• Compito: Trascrivi tutte le righe qui sotto come un elenco JSON di stringhe, una stringa per ciascuna riga e senza le righe vuote. Lascia fuori le immagini.

• Materiale del compito:

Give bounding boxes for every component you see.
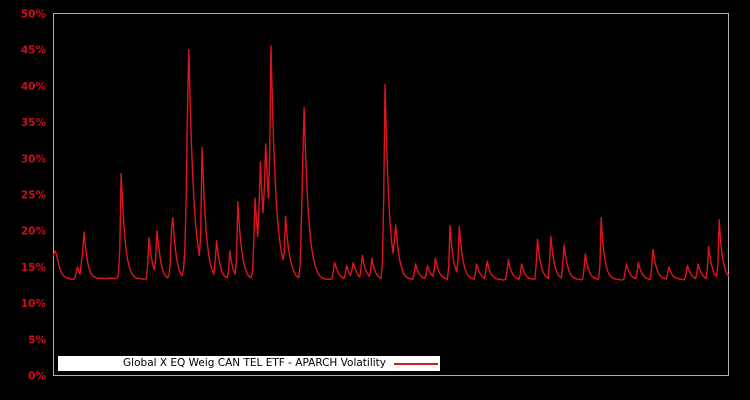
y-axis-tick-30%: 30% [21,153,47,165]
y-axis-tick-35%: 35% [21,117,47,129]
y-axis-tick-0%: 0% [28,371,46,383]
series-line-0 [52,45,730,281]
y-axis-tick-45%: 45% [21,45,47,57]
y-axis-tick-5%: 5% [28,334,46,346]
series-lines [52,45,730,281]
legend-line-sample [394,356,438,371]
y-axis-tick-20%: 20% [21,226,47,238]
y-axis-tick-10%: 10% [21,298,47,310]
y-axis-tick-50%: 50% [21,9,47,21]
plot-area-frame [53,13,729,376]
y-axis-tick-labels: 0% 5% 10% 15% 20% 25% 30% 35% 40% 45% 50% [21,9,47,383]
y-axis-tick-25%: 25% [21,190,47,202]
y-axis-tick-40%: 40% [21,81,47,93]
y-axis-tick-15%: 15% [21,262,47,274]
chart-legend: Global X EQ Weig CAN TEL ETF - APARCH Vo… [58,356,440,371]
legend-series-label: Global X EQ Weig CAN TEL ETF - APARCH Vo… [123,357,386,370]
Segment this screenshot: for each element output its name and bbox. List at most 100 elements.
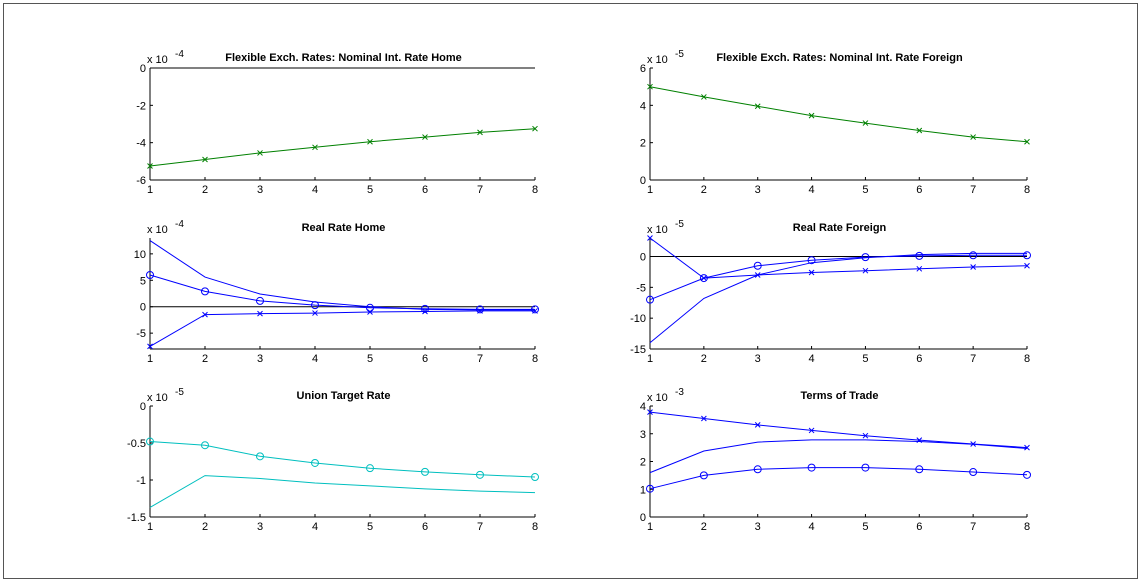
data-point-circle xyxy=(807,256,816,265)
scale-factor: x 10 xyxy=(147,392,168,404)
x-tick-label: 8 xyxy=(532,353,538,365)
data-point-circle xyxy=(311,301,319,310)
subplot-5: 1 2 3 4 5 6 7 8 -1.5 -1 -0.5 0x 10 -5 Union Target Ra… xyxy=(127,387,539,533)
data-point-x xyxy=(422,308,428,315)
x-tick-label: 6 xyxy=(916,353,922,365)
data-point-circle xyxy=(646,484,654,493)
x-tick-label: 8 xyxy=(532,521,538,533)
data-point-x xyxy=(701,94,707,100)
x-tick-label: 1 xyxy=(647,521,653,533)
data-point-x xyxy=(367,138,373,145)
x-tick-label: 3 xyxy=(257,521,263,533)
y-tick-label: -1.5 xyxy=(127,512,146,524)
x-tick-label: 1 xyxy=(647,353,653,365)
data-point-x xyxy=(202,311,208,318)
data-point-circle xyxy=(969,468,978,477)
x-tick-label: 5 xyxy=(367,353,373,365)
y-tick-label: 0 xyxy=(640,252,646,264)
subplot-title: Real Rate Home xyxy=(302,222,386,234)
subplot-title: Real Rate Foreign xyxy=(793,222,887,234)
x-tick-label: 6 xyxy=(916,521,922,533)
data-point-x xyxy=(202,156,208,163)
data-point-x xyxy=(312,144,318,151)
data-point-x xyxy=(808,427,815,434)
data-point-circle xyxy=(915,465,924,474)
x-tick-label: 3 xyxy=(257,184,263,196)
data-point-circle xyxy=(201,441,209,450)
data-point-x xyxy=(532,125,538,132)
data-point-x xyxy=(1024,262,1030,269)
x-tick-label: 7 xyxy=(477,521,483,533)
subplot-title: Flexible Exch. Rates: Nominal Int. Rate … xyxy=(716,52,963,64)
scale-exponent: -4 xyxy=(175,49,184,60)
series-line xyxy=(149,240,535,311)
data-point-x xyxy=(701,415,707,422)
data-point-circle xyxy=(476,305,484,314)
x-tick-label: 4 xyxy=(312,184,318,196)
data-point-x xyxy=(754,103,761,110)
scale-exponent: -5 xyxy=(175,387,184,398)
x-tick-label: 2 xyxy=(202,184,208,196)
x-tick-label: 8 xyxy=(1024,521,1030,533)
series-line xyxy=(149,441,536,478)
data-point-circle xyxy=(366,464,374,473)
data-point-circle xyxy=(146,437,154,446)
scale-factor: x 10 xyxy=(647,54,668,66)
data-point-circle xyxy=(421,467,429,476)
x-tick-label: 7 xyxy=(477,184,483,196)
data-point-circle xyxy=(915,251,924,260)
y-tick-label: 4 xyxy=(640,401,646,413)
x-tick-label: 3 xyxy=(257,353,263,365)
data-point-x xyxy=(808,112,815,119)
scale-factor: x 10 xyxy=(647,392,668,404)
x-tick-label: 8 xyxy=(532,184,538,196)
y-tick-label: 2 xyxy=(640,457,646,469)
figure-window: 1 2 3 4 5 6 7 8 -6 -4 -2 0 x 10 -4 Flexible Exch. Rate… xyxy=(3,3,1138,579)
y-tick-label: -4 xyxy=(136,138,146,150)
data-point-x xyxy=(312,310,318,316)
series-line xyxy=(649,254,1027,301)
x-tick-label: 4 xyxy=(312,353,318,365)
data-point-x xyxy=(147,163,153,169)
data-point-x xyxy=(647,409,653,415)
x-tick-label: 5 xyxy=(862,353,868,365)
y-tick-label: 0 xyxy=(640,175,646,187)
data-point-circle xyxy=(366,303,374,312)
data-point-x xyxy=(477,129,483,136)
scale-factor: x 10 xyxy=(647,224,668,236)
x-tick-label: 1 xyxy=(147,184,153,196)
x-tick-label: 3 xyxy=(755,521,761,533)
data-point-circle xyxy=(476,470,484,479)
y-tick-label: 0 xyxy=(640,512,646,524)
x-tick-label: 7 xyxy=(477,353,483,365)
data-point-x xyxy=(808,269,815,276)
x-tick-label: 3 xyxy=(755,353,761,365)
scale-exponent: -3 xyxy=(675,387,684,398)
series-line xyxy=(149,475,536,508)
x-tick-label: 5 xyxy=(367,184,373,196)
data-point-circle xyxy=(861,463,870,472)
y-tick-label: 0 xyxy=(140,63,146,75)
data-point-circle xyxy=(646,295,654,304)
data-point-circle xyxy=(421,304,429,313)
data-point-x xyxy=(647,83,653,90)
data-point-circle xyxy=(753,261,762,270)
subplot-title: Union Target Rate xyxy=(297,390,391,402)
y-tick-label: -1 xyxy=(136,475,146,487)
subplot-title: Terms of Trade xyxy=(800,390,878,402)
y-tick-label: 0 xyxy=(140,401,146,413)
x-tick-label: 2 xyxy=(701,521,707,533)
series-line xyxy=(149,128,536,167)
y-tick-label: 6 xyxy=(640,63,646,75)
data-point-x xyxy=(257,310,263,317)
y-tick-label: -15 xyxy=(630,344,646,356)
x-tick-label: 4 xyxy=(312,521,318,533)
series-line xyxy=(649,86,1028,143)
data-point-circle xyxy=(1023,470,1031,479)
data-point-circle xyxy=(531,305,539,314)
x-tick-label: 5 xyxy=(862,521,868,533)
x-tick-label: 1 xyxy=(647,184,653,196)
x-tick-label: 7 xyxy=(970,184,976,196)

• Soluzione:
[
  "Give bounding boxes for every component you see.",
  "y-axis-tick-30%: 30% [21,153,47,165]",
  "y-axis-tick-35%: 35% [21,117,47,129]",
  "y-axis-tick-0%: 0% [28,371,46,383]",
  "series-line-0 [52,45,730,281]",
  "y-axis-tick-45%: 45% [21,45,47,57]",
  "y-axis-tick-5%: 5% [28,334,46,346]",
  "series-lines [52,45,730,281]",
  "legend-line-sample [394,356,438,371]",
  "y-axis-tick-20%: 20% [21,226,47,238]",
  "y-axis-tick-10%: 10% [21,298,47,310]",
  "y-axis-tick-50%: 50% [21,9,47,21]",
  "plot-area-frame [53,13,729,376]",
  "y-axis-tick-labels: 0% 5% 10% 15% 20% 25% 30% 35% 40% 45% 50% [21,9,47,383]",
  "y-axis-tick-25%: 25% [21,190,47,202]",
  "y-axis-tick-40%: 40% [21,81,47,93]",
  "y-axis-tick-15%: 15% [21,262,47,274]",
  "chart-legend: Global X EQ Weig CAN TEL ETF - APARCH Vo… [58,356,440,371]",
  "legend-series-label: Global X EQ Weig CAN TEL ETF - APARCH Vo… [123,357,386,370]",
  "Segment this screenshot: for each element output its name and bbox. List at most 100 elements.",
  "data-point-circle xyxy=(807,256,816,265)",
  "scale-factor: x 10 xyxy=(147,392,168,404)",
  "x-tick-label: 8 xyxy=(532,353,538,365)",
  "data-point-circle xyxy=(311,301,319,310)",
  "subplot-5: 1 2 3 4 5 6 7 8 -1.5 -1 -0.5 0x 10 -5 Union Target Ra… xyxy=(127,387,539,533)",
  "data-point-x xyxy=(422,308,428,315)",
  "x-tick-label: 6 xyxy=(916,353,922,365)",
  "data-point-circle xyxy=(646,484,654,493)",
  "x-tick-label: 8 xyxy=(532,521,538,533)",
  "data-point-x xyxy=(701,94,707,100)",
  "x-tick-label: 1 xyxy=(647,521,653,533)",
  "data-point-x xyxy=(367,138,373,145)",
  "x-tick-label: 3 xyxy=(257,521,263,533)",
  "y-tick-label: -1.5 xyxy=(127,512,146,524)",
  "x-tick-label: 1 xyxy=(647,353,653,365)",
  "data-point-x xyxy=(202,311,208,318)",
  "data-point-circle xyxy=(969,468,978,477)",
  "x-tick-label: 5 xyxy=(367,353,373,365)",
  "y-tick-label: 0 xyxy=(640,252,646,264)",
  "subplot-title: Real Rate Home xyxy=(302,222,386,234)",
  "subplot-title: Real Rate Foreign xyxy=(793,222,887,234)",
  "x-tick-label: 6 xyxy=(916,521,922,533)",
  "data-point-x xyxy=(202,156,208,163)",
  "data-point-x xyxy=(312,144,318,151)",
  "data-point-x xyxy=(808,427,815,434)",
  "data-point-circle xyxy=(915,465,924,474)",
  "x-tick-label: 3 xyxy=(257,184,263,196)",
  "data-point-circle xyxy=(201,441,209,450)",
  "data-point-x xyxy=(532,125,538,132)",
  "data-point-x xyxy=(1024,262,1030,269)",
  "x-tick-label: 7 xyxy=(477,521,483,533)",
  "subplot-title: Flexible Exch. Rates: Nominal Int. Rate … xyxy=(716,52,963,64)",
  "scale-exponent: -4 xyxy=(175,49,184,60)",
  "series-line xyxy=(149,240,535,311)",
  "data-point-x xyxy=(701,415,707,422)",
  "data-point-circle xyxy=(476,305,484,314)",
  "x-tick-label: 4 xyxy=(312,184,318,196)",
  "data-point-x xyxy=(754,103,761,110)",
  "scale-exponent: -5 xyxy=(175,387,184,398)",
  "x-tick-label: 2 xyxy=(202,184,208,196)",
  "x-tick-label: 8 xyxy=(1024,521,1030,533)",
  "series-line xyxy=(149,441,536,478)",
  "data-point-circle xyxy=(366,464,374,473)",
  "data-point-circle xyxy=(146,437,154,446)",
  "scale-factor: x 10 xyxy=(647,54,668,66)",
  "data-point-circle xyxy=(421,467,429,476)",
  "x-tick-label: 7 xyxy=(477,184,483,196)",
  "data-point-circle xyxy=(915,251,924,260)",
  "y-tick-label: 4 xyxy=(640,401,646,413)",
  "x-tick-label: 3 xyxy=(257,353,263,365)",
  "data-point-x xyxy=(808,112,815,119)",
  "scale-factor: x 10 xyxy=(647,392,668,404)",
  "x-tick-label: 8 xyxy=(532,184,538,196)",
  "y-tick-label: 2 xyxy=(640,457,646,469)",
  "figure-window: 1 2 3 4 5 6 7 8 -6 -4 -2 0 x 10 -4 Flexible Exch. Rate… xyxy=(3,3,1138,579)",
  "y-tick-label: -4 xyxy=(136,138,146,150)",
  "data-point-x xyxy=(312,310,318,316)",
  "series-line xyxy=(649,254,1027,301)",
  "x-tick-label: 4 xyxy=(312,353,318,365)",
  "data-point-x xyxy=(147,163,153,169)",
  "data-point-x xyxy=(647,409,653,415)",
  "x-tick-label: 5 xyxy=(862,353,868,365)",
  "y-tick-label: 0 xyxy=(640,175,646,187)",
  "data-point-circle xyxy=(366,303,374,312)",
  "data-point-x xyxy=(477,129,483,136)",
  "scale-factor: x 10 xyxy=(647,224,668,236)",
  "x-tick-label: 1 xyxy=(147,184,153,196)",
  "x-tick-label: 3 xyxy=(755,521,761,533)",
  "data-point-circle xyxy=(476,470,484,479)",
  "y-tick-label: 0 xyxy=(640,512,646,524)",
  "x-tick-label: 7 xyxy=(477,353,483,365)",
  "data-point-x xyxy=(808,269,815,276)",
  "x-tick-label: 3 xyxy=(755,353,761,365)",
  "scale-exponent: -3 xyxy=(675,387,684,398)",
  "series-line xyxy=(149,475,536,508)",
  "x-tick-label: 5 xyxy=(367,184,373,196)",
  "data-point-circle xyxy=(861,463,870,472)",
  "y-tick-label: 0 xyxy=(140,63,146,75)",
  "data-point-circle xyxy=(646,295,654,304)",
  "data-point-circle xyxy=(421,304,429,313)",
  "data-point-x xyxy=(647,83,653,90)",
  "data-point-circle xyxy=(753,261,762,270)",
  "subplot-title: Union Target Rate xyxy=(297,390,391,402)",
  "y-tick-label: -1 xyxy=(136,475,146,487)",
  "subplot-title: Terms of Trade xyxy=(800,390,878,402)",
  "y-tick-label: 0 xyxy=(140,401,146,413)",
  "x-tick-label: 2 xyxy=(701,521,707,533)",
  "series-line xyxy=(149,128,536,167)",
  "y-tick-label: 6 xyxy=(640,63,646,75)",
  "data-point-x xyxy=(257,310,263,317)",
  "y-tick-label: -15 xyxy=(630,344,646,356)",
  "x-tick-label: 4 xyxy=(312,521,318,533)",
  "series-line xyxy=(649,86,1028,143)",
  "data-point-circle xyxy=(1023,470,1031,479)",
  "data-point-circle xyxy=(531,305,539,314)",
  "x-tick-label: 5 xyxy=(862,521,868,533)",
  "x-tick-label: 1 xyxy=(647,184,653,196)",
  "x-tick-label: 7 xyxy=(970,184,976,196)"
]